--- RECORD SET ---

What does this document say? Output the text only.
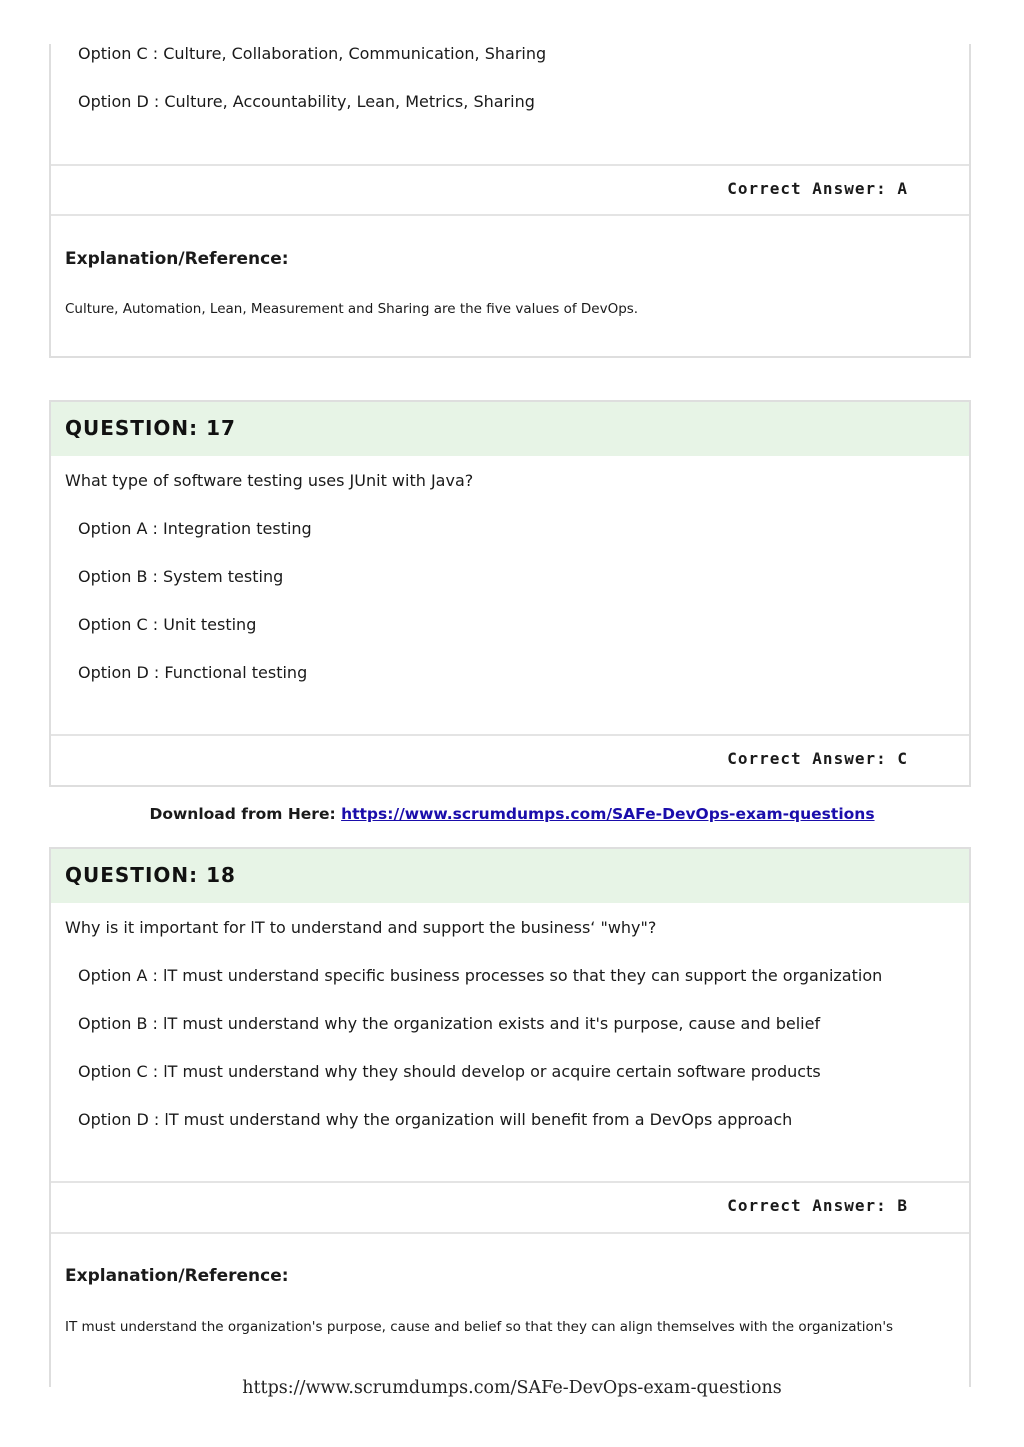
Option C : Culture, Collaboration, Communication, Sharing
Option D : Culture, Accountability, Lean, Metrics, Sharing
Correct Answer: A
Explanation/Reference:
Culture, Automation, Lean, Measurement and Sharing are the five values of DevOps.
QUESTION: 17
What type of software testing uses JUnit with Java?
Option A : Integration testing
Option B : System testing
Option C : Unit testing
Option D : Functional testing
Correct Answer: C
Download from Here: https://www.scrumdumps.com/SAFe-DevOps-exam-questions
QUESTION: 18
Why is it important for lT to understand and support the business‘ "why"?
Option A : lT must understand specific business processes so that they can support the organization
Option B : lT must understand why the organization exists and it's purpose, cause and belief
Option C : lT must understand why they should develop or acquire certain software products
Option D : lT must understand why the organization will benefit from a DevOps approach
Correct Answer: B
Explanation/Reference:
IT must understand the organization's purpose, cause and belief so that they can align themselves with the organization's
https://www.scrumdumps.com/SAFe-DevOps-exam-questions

---

Copy all the entries word for word. Omit any pictures.

◆ RESULT BELOW ◆
What does this document say? Output the text only.
Option C : Culture, Collaboration, Communication, Sharing
Option D : Culture, Accountability, Lean, Metrics, Sharing
Correct Answer: A
Explanation/Reference:
Culture, Automation, Lean, Measurement and Sharing are the five values of DevOps.
QUESTION: 17
What type of software testing uses JUnit with Java?
Option A : Integration testing
Option B : System testing
Option C : Unit testing
Option D : Functional testing
Correct Answer: C
Download from Here: https://www.scrumdumps.com/SAFe-DevOps-exam-questions
QUESTION: 18
Why is it important for lT to understand and support the business‘ "why"?
Option A : lT must understand specific business processes so that they can support the organization
Option B : lT must understand why the organization exists and it's purpose, cause and belief
Option C : lT must understand why they should develop or acquire certain software products
Option D : lT must understand why the organization will benefit from a DevOps approach
Correct Answer: B
Explanation/Reference:
IT must understand the organization's purpose, cause and belief so that they can align themselves with the organization's
https://www.scrumdumps.com/SAFe-DevOps-exam-questions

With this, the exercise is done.